## Record excerpts
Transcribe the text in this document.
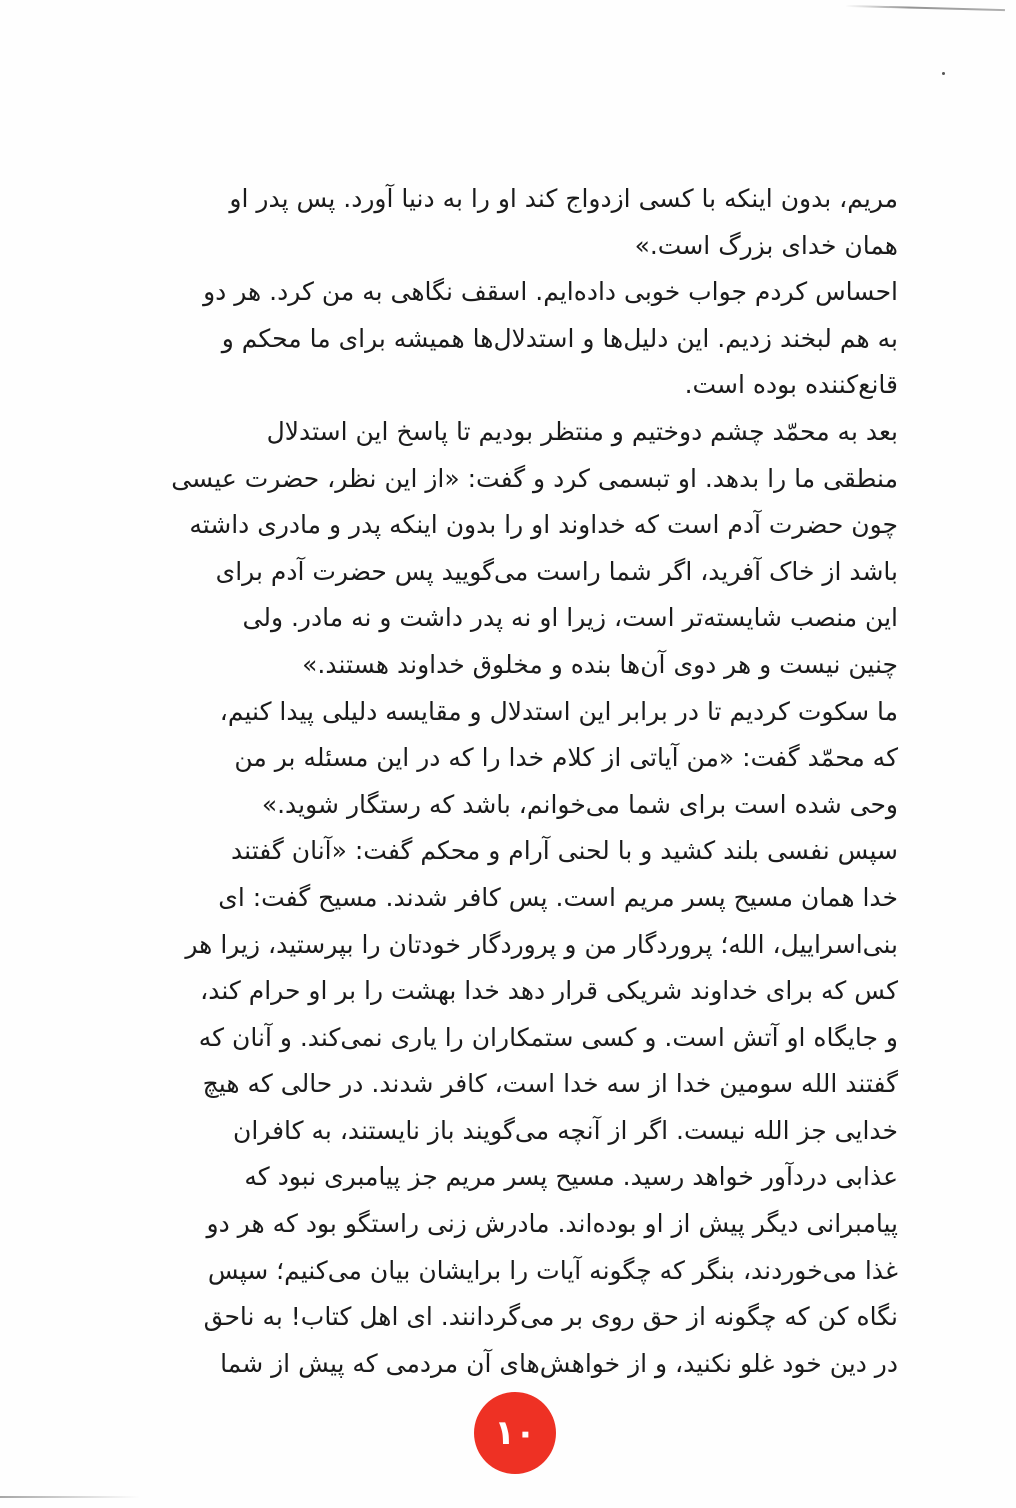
مریم، بدون اینکه با کسی ازدواج کند او را به دنیا آورد. پس پدر او
همان خدای بزرگ است.»
احساس کردم جواب خوبی داده‌ایم. اسقف نگاهی به من کرد. هر دو
به هم لبخند زدیم. این دلیل‌ها و استدلال‌ها همیشه برای ما محکم و
قانع‌کننده بوده است.
بعد به محمّد چشم دوختیم و منتظر بودیم تا پاسخ این استدلال
منطقی ما را بدهد. او تبسمی کرد و گفت: «از این نظر، حضرت عیسی
چون حضرت آدم است که خداوند او را بدون اینکه پدر و مادری داشته
باشد از خاک آفرید، اگر شما راست می‌گویید پس حضرت آدم برای
این منصب شایسته‌تر است، زیرا او نه پدر داشت و نه مادر. ولی
چنین نیست و هر دوی آن‌ها بنده و مخلوق خداوند هستند.»
ما سکوت کردیم تا در برابر این استدلال و مقایسه دلیلی پیدا کنیم،
که محمّد گفت: «من آیاتی از کلام خدا را که در این مسئله بر من
وحی شده است برای شما می‌خوانم، باشد که رستگار شوید.»
سپس نفسی بلند کشید و با لحنی آرام و محکم گفت: «آنان گفتند
خدا همان مسیح پسر مریم است. پس کافر شدند. مسیح گفت: ای
بنی‌اسراییل، الله؛ پروردگار من و پروردگار خودتان را بپرستید، زیرا هر
کس که برای خداوند شریکی قرار دهد خدا بهشت را بر او حرام کند،
و جایگاه او آتش است. و کسی ستمکاران را یاری نمی‌کند. و آنان که
گفتند الله سومین خدا از سه خدا است، کافر شدند. در حالی که هیچ
خدایی جز الله نیست. اگر از آنچه می‌گویند باز نایستند، به کافران
عذابی دردآور خواهد رسید. مسیح پسر مریم جز پیامبری نبود که
پیامبرانی دیگر پیش از او بوده‌اند. مادرش زنی راستگو بود که هر دو
غذا می‌خوردند، بنگر که چگونه آیات را برایشان بیان می‌کنیم؛ سپس
نگاه کن که چگونه از حق روی بر می‌گردانند. ای اهل کتاب! به ناحق
در دین خود غلو نکنید، و از خواهش‌های آن مردمی که پیش از شما
۱۰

## The problem
Reply with the number of lines in the data that include the string "بوده" and nothing else.

## Result
2